Isolate every line in the records below with "subtitle" in it.

- - - -

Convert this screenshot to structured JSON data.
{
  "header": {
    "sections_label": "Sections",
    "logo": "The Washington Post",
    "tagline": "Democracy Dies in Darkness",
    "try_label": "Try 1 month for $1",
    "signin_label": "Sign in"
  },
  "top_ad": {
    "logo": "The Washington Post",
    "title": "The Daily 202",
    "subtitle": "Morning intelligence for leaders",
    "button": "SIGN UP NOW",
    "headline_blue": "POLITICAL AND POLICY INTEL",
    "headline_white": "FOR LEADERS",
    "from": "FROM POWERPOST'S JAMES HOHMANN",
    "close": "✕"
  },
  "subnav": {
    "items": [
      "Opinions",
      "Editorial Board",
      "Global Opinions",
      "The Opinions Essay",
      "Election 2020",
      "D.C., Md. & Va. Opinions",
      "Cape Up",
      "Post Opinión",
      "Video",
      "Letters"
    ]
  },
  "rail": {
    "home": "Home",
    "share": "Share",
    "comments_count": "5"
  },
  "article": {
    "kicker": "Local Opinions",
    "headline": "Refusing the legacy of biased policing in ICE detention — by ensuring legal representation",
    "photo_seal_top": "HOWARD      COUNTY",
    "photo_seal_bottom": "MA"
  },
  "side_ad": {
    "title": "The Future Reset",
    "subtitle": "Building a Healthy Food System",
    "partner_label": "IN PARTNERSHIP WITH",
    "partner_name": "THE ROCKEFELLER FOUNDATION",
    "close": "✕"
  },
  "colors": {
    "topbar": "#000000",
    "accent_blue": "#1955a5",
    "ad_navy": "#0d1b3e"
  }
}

- - - -

→ TASK RESULT:
    "subtitle": "Morning intelligence for leaders",
    "subtitle": "Building a Healthy Food System",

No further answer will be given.